# Reading passage:
- - -
# Another new guy Athabasca area



## Swharfin' (Feb 1, 2021)

Well not sure yet if this is a Stag group yet as I haven't browsed much as a guest (feel a bit guilty doin' that) so I joined the ranks 1st off. Pardon the greeting Ladies if your present.
Hello Gents; 
I suppose that'll sort itself out too lol.
I've been a millwright since 1983 and just naturally became interested in all things related to getting your hands cut, broke and dirty keeping my brain fed too. I moved to Alberta in 1991 from Ont. and never regretted the decision. Bought some starter machinery ie. mini lathe ,mill/drill $ and tooling$$$ as you know. Was machinist in the sawmill I worked in no real formal training but managed to fool them for 15 yrs. So bought the above machines to play at home always loved hunting/fishing or just getting out for a walk. Well hunting led to maintaining which led to repairs which led to making a few pieces well I'm sure you know that slippery slope. And that's where my main interest/ motivation lays. I just bought a TOS FNK 25 great shape decent price. So I'll Join some of you in the hunt for an adequate lathe (no friends at auctions) lol. Always open to suggestions and constructive criticism and welcome it.
- - -
Element position data
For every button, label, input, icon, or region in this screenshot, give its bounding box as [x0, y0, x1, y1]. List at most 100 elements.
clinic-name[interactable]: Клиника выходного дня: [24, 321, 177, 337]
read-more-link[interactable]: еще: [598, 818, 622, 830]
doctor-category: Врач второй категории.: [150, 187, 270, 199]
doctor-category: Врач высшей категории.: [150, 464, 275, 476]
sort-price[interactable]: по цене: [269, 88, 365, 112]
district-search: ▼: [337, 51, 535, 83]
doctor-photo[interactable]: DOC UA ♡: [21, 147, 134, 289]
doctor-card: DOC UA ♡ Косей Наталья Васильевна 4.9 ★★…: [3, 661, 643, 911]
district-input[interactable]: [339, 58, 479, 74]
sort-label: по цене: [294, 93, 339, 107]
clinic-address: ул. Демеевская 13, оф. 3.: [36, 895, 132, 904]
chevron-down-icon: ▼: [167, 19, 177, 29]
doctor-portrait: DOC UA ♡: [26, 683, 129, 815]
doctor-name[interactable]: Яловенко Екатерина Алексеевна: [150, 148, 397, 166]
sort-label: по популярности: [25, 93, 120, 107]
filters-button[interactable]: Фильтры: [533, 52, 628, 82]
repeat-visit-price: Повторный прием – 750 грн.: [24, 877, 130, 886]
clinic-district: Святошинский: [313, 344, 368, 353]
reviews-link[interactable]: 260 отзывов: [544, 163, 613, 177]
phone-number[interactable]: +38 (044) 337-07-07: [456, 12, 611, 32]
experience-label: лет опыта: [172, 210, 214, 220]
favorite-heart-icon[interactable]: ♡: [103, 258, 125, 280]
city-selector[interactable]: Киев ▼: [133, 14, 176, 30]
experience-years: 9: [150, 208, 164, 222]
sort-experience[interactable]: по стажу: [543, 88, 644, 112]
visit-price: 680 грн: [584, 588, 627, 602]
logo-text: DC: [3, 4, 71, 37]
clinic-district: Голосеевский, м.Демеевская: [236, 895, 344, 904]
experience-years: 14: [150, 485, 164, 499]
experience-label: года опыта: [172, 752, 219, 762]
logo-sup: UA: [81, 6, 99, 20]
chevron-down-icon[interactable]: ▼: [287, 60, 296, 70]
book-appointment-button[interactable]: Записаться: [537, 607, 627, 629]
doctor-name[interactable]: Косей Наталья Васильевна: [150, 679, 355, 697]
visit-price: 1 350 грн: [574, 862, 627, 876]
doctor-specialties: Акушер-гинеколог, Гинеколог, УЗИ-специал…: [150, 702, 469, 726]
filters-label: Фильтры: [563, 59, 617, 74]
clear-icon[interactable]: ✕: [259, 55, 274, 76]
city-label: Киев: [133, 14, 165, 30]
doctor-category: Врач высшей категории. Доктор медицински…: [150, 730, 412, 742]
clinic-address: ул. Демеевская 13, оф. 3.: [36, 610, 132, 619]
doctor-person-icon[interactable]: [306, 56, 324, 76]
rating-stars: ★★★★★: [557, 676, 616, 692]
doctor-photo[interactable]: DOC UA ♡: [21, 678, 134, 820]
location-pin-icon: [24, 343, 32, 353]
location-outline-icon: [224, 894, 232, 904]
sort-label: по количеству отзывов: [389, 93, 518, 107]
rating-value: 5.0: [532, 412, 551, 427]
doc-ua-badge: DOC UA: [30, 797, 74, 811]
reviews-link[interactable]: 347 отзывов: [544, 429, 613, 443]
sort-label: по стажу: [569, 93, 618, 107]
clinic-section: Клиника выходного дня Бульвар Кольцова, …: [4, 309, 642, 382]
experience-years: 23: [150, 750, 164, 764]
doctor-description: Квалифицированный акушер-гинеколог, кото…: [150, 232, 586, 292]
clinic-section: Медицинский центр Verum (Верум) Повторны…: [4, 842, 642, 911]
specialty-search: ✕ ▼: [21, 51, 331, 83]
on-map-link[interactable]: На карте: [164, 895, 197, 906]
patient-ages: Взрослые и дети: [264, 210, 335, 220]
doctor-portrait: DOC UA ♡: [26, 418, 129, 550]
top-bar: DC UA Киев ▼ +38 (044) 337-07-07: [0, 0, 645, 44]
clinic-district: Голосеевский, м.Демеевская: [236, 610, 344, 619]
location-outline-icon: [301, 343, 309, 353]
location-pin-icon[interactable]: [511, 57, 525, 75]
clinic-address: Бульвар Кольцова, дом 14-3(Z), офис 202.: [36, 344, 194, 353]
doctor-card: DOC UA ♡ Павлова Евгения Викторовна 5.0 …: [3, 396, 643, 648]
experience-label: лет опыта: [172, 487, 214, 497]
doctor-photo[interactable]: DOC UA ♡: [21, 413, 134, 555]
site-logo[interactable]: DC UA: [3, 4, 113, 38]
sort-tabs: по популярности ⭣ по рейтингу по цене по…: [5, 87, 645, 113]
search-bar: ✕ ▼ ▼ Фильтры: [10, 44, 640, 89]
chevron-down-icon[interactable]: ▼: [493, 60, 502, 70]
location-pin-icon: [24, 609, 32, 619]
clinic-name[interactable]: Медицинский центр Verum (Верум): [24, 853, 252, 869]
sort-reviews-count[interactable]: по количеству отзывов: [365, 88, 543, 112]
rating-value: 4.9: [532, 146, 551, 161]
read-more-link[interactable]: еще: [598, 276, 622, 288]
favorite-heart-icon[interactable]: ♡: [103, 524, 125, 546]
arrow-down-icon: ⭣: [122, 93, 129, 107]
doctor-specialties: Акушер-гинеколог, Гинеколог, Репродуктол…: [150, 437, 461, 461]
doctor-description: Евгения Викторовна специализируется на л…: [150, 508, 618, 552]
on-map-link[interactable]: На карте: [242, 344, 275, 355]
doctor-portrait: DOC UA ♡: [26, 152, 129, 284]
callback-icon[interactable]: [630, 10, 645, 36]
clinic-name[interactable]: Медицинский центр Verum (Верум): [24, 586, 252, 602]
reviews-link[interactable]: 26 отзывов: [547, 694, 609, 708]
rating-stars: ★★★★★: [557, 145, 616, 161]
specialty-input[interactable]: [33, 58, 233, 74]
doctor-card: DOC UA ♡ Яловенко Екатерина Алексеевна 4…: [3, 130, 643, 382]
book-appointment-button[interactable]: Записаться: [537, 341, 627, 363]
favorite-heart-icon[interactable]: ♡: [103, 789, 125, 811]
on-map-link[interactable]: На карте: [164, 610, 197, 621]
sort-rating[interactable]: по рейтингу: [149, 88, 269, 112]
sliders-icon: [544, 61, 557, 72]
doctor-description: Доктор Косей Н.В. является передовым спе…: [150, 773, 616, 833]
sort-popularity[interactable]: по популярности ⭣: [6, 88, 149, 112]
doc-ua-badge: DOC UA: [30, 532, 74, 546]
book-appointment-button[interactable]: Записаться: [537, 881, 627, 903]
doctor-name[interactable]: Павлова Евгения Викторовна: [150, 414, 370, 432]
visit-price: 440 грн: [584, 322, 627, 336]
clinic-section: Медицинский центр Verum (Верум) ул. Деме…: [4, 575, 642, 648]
- - -
# Request:
Please list every item the forum post above says the writer bought.

# Answer for this exercise:
- Mini lathe
- Mill/drill
- Tooling
- TOS FNK 25